WHAT THE TASK ASKS: Gather every line from the entries below that includes "slice".

Document structure recognition data
__________________________________________________

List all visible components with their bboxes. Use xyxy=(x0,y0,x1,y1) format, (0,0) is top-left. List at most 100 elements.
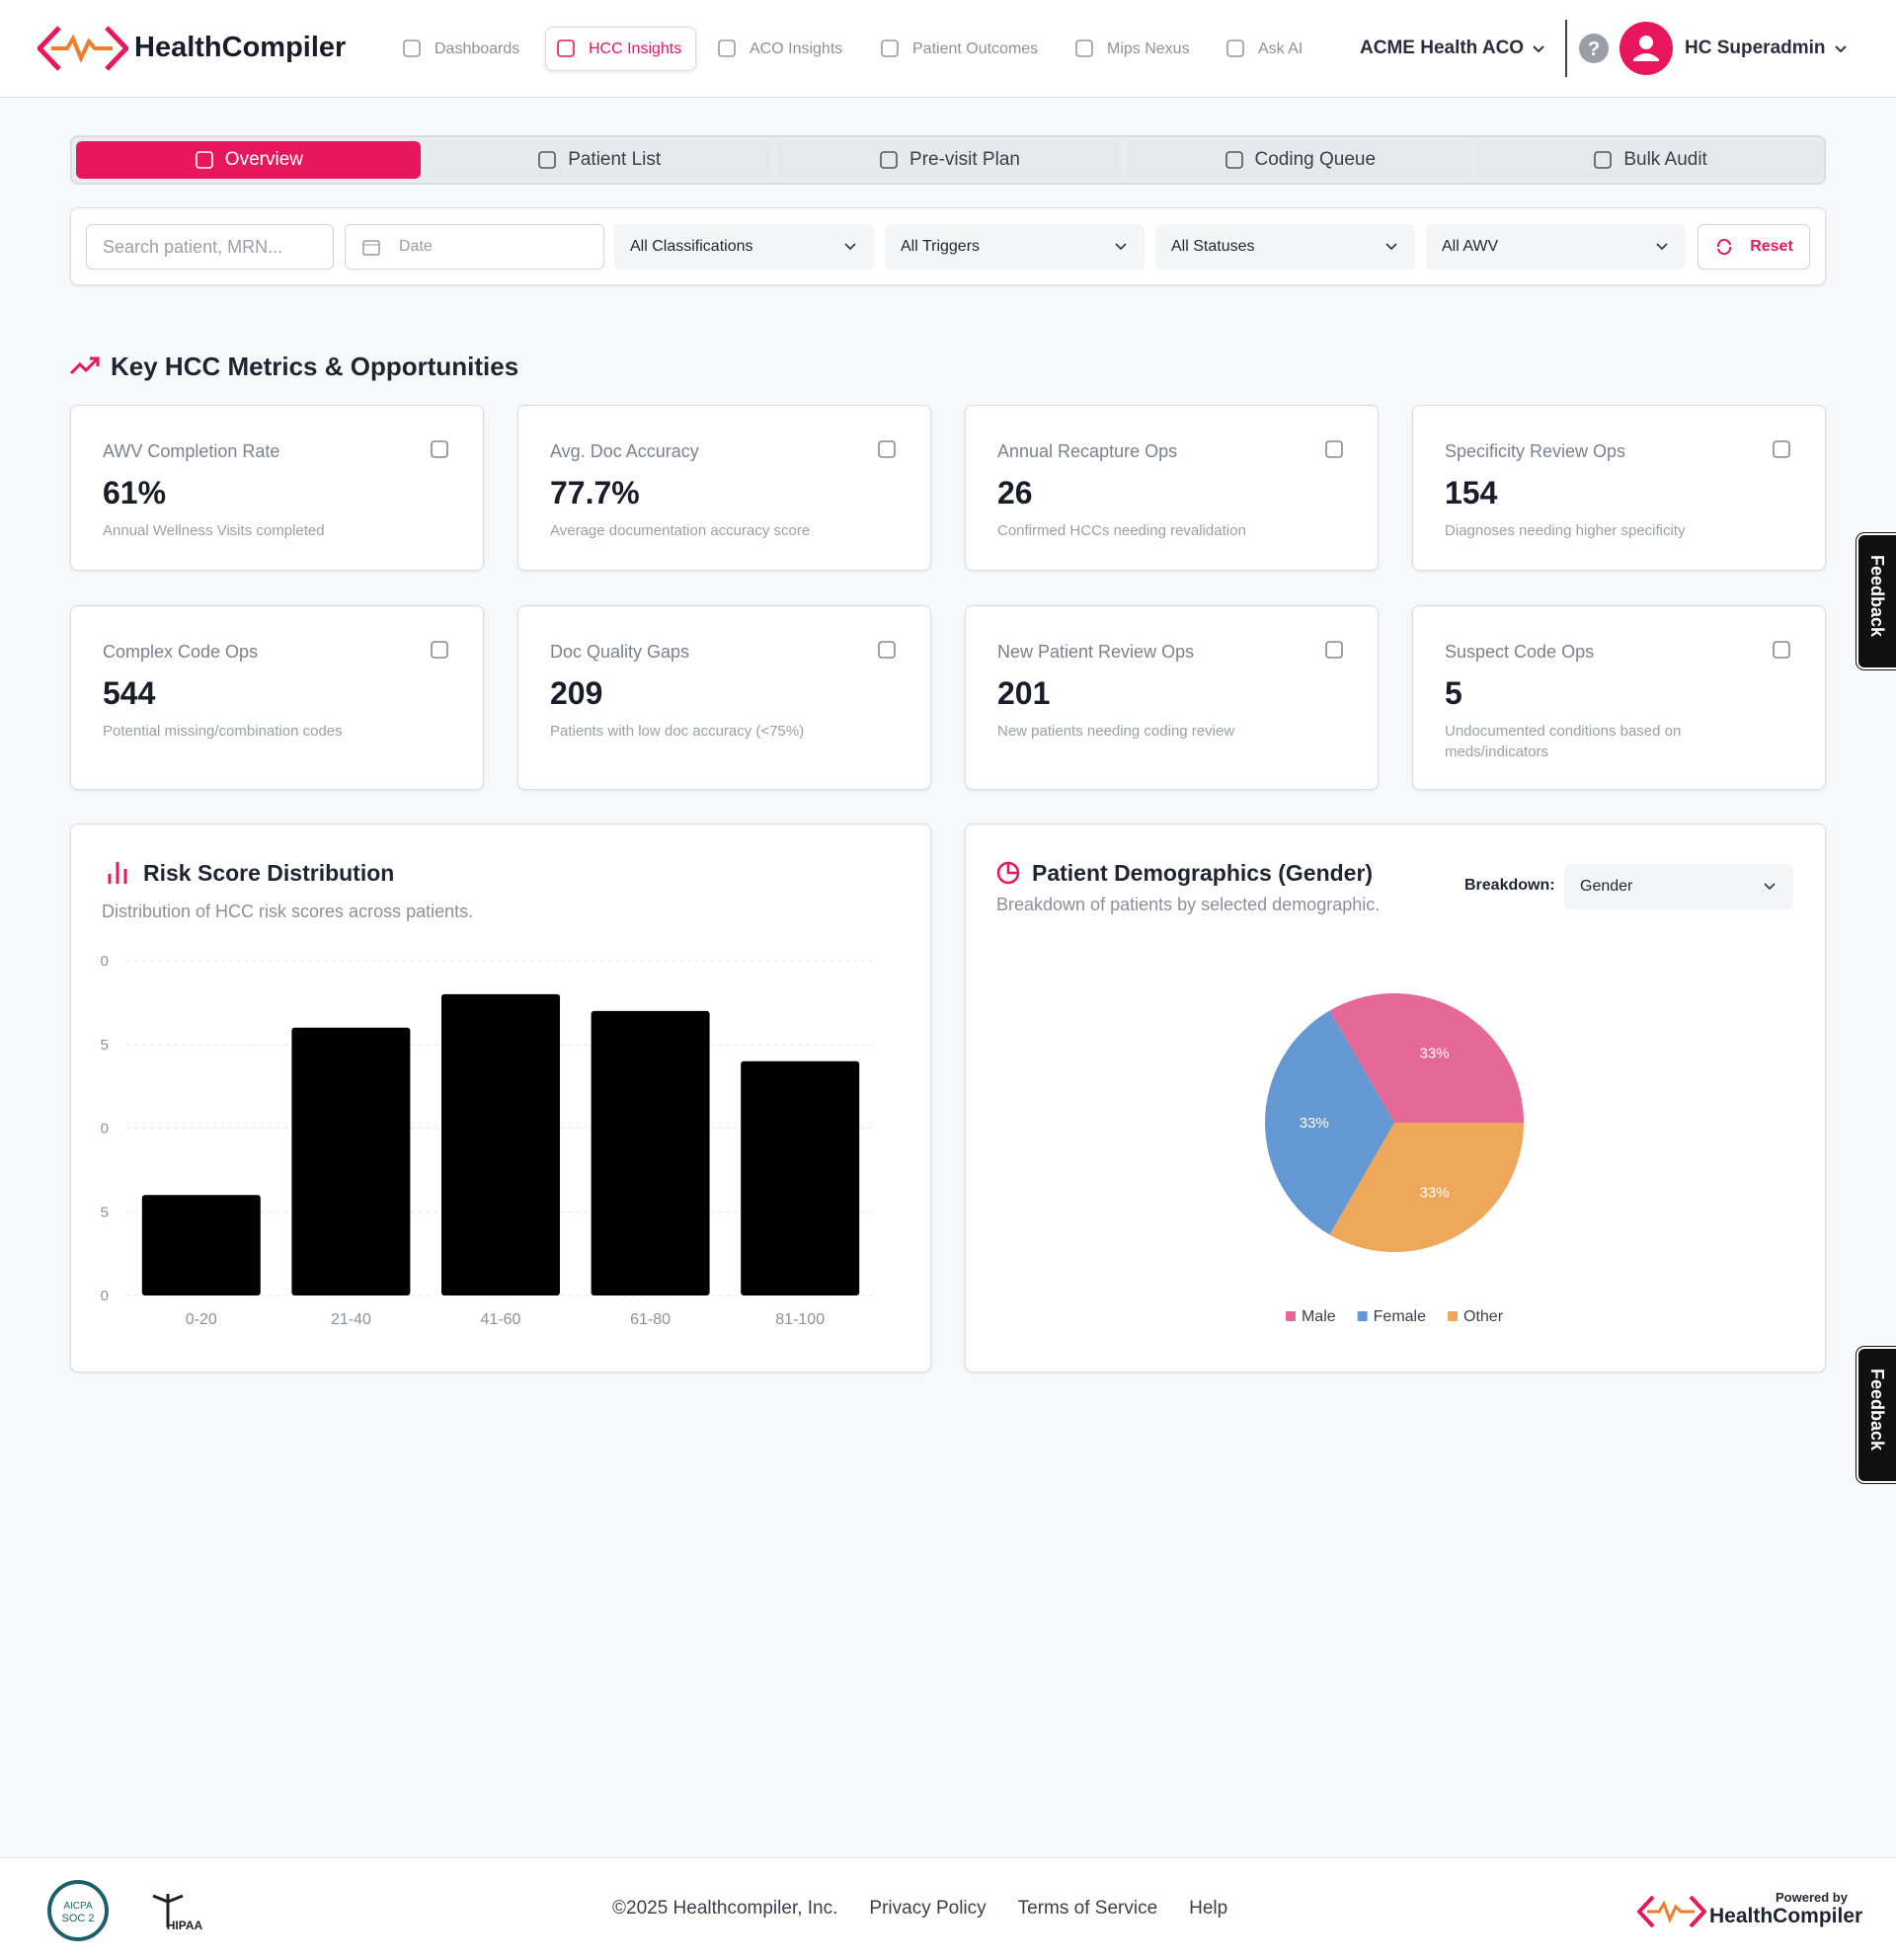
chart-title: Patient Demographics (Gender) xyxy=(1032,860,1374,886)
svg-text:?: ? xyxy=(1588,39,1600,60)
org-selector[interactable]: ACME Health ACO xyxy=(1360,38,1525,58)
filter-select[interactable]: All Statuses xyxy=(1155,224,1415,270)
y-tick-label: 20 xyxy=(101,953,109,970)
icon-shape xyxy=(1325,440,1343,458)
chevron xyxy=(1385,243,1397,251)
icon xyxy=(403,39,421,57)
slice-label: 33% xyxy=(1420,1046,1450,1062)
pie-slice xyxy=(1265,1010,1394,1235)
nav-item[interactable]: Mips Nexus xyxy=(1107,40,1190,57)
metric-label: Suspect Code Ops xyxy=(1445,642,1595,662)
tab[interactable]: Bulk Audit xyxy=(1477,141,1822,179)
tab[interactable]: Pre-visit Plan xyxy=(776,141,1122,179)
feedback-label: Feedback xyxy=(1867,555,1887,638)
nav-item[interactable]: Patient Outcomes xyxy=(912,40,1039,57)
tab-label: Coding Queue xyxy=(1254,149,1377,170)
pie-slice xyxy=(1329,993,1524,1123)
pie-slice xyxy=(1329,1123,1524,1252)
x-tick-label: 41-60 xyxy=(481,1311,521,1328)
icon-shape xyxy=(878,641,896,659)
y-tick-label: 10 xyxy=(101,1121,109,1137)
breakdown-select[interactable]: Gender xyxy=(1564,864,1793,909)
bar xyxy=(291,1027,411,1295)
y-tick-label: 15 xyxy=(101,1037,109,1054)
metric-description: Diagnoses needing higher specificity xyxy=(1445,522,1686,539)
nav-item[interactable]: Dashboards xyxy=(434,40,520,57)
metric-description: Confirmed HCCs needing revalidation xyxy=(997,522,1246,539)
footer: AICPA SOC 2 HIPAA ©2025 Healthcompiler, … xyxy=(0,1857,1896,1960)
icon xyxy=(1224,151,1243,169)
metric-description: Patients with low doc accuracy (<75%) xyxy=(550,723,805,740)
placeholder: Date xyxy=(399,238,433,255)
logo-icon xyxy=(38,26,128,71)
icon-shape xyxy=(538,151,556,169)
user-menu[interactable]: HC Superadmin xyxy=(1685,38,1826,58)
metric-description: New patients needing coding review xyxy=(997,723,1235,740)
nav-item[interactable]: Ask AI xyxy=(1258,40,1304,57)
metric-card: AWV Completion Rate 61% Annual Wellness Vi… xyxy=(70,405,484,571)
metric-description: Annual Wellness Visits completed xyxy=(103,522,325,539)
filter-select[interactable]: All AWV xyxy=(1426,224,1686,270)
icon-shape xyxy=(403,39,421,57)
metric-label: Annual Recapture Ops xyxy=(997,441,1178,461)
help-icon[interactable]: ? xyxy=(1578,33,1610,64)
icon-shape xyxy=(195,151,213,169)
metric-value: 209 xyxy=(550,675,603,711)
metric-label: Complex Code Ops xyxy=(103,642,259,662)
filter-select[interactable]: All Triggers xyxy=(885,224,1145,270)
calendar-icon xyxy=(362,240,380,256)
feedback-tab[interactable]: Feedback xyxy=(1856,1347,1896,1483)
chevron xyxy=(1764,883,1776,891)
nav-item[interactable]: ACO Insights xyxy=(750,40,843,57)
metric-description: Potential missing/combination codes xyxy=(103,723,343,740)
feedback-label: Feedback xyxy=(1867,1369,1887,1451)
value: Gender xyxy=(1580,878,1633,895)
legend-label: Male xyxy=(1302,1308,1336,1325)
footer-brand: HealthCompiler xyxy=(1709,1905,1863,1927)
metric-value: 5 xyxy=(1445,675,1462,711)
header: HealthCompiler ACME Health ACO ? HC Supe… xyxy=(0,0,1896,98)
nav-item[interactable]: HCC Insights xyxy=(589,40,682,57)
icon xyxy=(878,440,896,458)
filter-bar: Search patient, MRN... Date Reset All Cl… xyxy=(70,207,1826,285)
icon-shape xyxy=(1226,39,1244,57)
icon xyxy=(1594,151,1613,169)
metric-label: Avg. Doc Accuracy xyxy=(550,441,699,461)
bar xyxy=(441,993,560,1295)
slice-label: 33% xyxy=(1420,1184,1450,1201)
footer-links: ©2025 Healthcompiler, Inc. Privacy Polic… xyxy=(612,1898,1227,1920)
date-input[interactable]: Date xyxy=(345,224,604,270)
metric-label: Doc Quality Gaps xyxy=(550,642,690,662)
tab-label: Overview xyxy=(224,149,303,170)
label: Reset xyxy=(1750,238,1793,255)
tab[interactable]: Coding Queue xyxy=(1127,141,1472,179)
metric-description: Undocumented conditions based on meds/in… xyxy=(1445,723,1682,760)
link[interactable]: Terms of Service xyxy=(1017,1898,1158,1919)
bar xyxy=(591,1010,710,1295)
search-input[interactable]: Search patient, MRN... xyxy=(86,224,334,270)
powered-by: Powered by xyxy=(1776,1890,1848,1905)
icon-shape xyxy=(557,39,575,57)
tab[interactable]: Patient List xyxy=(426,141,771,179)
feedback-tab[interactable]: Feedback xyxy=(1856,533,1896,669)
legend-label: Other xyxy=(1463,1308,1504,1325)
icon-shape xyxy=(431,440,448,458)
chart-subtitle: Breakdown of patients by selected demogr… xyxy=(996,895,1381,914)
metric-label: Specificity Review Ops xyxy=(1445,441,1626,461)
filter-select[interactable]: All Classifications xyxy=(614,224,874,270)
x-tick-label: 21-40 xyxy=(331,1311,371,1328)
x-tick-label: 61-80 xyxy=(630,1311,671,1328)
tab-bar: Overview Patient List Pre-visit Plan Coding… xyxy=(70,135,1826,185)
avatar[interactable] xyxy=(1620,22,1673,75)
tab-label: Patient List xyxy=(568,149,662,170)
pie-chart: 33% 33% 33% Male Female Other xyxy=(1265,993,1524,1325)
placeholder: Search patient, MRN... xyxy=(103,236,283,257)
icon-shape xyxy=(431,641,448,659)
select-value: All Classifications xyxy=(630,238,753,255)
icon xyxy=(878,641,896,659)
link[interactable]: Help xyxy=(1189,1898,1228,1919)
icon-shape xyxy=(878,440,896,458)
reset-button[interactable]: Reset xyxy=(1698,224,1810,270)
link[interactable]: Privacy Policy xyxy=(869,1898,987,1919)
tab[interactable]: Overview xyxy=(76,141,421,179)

__________________________________________________

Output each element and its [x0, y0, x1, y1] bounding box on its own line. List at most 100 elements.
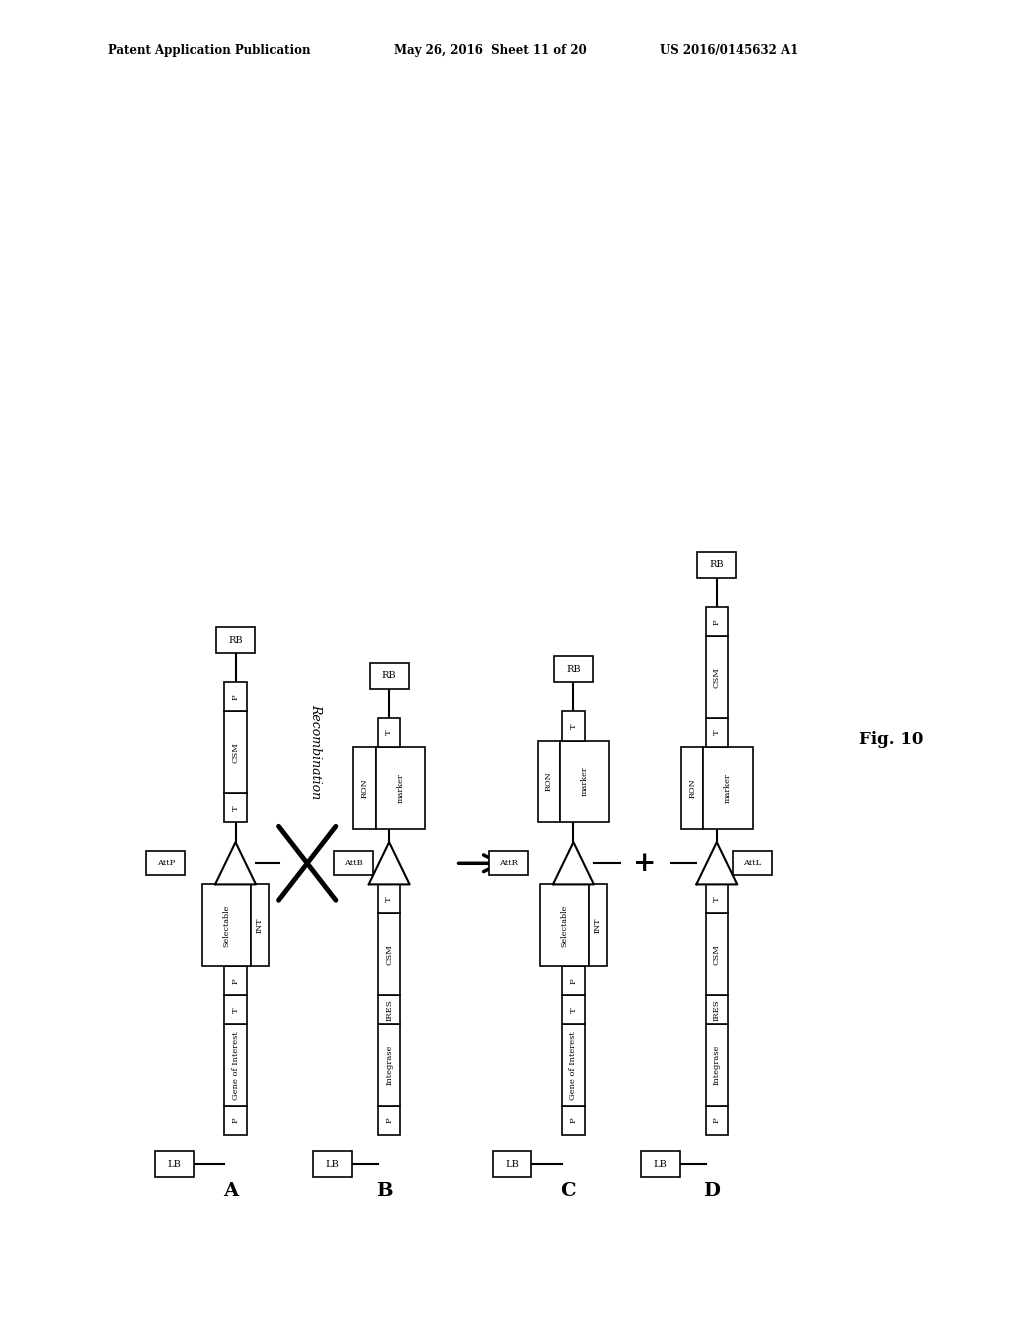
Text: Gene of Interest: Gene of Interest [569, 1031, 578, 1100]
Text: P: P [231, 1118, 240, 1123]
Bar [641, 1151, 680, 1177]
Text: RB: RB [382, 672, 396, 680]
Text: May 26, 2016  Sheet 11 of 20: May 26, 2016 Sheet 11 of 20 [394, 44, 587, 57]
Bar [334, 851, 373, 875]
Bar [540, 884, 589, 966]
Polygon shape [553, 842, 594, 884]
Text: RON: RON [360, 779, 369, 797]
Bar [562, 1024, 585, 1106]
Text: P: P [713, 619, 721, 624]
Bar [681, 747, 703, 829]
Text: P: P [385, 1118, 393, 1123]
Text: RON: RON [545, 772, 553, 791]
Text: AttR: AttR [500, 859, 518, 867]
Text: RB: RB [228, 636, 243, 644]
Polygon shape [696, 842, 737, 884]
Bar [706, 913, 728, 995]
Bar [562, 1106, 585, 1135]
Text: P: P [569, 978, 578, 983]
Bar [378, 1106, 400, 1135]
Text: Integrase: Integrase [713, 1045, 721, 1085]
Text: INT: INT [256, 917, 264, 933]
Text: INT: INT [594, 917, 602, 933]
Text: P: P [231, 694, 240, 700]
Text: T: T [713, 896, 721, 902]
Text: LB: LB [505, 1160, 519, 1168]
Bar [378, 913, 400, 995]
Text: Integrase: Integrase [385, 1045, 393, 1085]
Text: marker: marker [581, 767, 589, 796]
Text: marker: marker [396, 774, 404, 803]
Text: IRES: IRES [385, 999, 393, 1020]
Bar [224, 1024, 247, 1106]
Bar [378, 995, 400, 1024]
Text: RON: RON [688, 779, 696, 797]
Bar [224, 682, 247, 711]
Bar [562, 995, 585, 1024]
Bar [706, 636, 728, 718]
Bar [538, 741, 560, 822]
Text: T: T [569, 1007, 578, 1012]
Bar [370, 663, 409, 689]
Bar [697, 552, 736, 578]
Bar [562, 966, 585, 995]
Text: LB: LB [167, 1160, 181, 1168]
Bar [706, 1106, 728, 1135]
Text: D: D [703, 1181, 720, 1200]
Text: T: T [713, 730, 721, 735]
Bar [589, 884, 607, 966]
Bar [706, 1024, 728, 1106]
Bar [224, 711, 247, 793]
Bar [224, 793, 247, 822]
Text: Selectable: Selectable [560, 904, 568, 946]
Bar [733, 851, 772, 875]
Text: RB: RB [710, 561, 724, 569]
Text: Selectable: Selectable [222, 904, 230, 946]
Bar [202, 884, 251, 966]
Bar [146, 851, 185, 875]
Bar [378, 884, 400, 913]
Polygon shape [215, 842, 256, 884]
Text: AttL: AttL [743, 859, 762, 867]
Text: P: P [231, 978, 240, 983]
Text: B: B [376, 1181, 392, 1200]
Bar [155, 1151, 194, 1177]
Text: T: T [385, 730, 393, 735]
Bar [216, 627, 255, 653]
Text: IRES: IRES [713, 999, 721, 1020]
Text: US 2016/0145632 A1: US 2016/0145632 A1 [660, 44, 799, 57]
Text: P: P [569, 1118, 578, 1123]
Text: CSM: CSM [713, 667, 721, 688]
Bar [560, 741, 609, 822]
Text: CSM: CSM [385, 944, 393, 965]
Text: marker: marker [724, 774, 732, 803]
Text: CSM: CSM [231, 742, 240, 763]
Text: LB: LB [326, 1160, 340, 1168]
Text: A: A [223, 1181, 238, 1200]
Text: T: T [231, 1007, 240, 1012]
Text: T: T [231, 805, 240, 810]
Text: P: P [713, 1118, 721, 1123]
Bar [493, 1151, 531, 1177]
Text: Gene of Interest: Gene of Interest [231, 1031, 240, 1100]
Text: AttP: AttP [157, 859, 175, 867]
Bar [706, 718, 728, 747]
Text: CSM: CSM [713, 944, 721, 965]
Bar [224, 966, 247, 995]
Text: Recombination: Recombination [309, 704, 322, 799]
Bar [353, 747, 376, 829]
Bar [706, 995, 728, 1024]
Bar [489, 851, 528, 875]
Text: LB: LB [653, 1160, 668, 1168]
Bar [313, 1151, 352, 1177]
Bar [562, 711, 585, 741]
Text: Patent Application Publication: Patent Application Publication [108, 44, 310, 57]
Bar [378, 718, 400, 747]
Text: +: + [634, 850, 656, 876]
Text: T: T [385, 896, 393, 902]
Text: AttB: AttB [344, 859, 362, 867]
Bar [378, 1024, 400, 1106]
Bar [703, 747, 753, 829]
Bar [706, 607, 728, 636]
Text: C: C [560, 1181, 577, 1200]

__________________________________________________

RESPONSE TO THIS EXERCISE:
slice-label: 33% xyxy=(1420,1046,1450,1062)
pie-slice xyxy=(1265,1010,1394,1235)
pie-slice xyxy=(1329,993,1524,1123)
pie-slice xyxy=(1329,1123,1524,1252)
slice-label: 33% xyxy=(1420,1184,1450,1201)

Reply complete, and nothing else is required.